─── INPUT

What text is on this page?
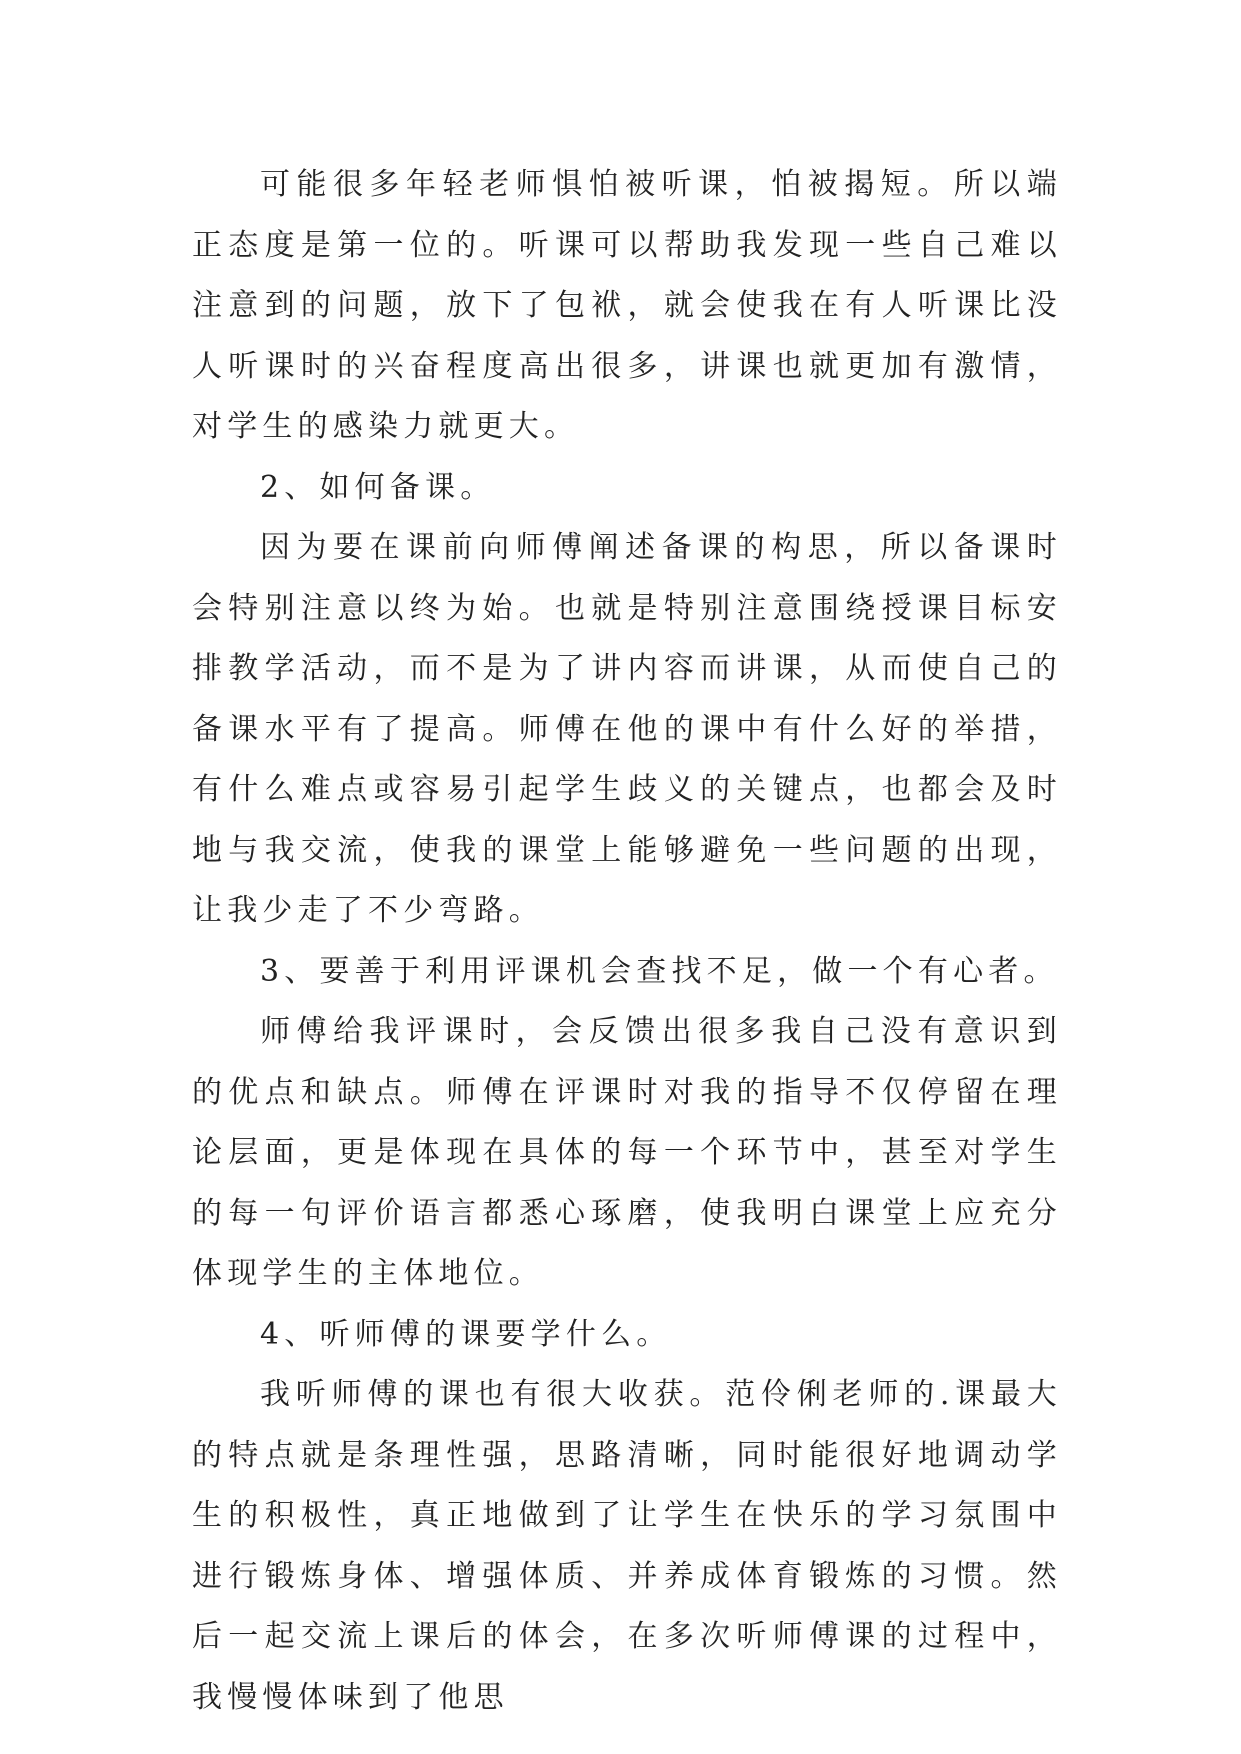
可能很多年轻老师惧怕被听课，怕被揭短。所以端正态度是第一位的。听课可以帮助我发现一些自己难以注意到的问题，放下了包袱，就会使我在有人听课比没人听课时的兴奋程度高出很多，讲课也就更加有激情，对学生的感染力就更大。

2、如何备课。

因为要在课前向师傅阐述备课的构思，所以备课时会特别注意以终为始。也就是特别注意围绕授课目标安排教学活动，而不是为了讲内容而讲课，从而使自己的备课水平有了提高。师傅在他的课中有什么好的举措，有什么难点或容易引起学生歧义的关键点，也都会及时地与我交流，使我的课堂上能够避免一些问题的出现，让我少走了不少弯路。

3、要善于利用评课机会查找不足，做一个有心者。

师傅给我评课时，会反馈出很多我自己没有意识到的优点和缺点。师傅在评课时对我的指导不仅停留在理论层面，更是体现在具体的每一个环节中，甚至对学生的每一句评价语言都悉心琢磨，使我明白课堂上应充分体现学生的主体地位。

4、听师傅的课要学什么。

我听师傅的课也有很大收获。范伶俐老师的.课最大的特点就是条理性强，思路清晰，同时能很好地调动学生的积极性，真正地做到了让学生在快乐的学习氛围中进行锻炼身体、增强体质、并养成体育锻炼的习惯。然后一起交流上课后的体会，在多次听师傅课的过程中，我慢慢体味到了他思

──────

WHAT TO DO: Without including the pictures, return each record above exactly as it stands.

FULL OUTPUT:
What text is on this page?
可能很多年轻老师惧怕被听课，怕被揭短。所以端正态度是第一位的。听课可以帮助我发现一些自己难以注意到的问题，放下了包袱，就会使我在有人听课比没人听课时的兴奋程度高出很多，讲课也就更加有激情，对学生的感染力就更大。

2、如何备课。

因为要在课前向师傅阐述备课的构思，所以备课时会特别注意以终为始。也就是特别注意围绕授课目标安排教学活动，而不是为了讲内容而讲课，从而使自己的备课水平有了提高。师傅在他的课中有什么好的举措，有什么难点或容易引起学生歧义的关键点，也都会及时地与我交流，使我的课堂上能够避免一些问题的出现，让我少走了不少弯路。

3、要善于利用评课机会查找不足，做一个有心者。

师傅给我评课时，会反馈出很多我自己没有意识到的优点和缺点。师傅在评课时对我的指导不仅停留在理论层面，更是体现在具体的每一个环节中，甚至对学生的每一句评价语言都悉心琢磨，使我明白课堂上应充分体现学生的主体地位。

4、听师傅的课要学什么。

我听师傅的课也有很大收获。范伶俐老师的.课最大的特点就是条理性强，思路清晰，同时能很好地调动学生的积极性，真正地做到了让学生在快乐的学习氛围中进行锻炼身体、增强体质、并养成体育锻炼的习惯。然后一起交流上课后的体会，在多次听师傅课的过程中，我慢慢体味到了他思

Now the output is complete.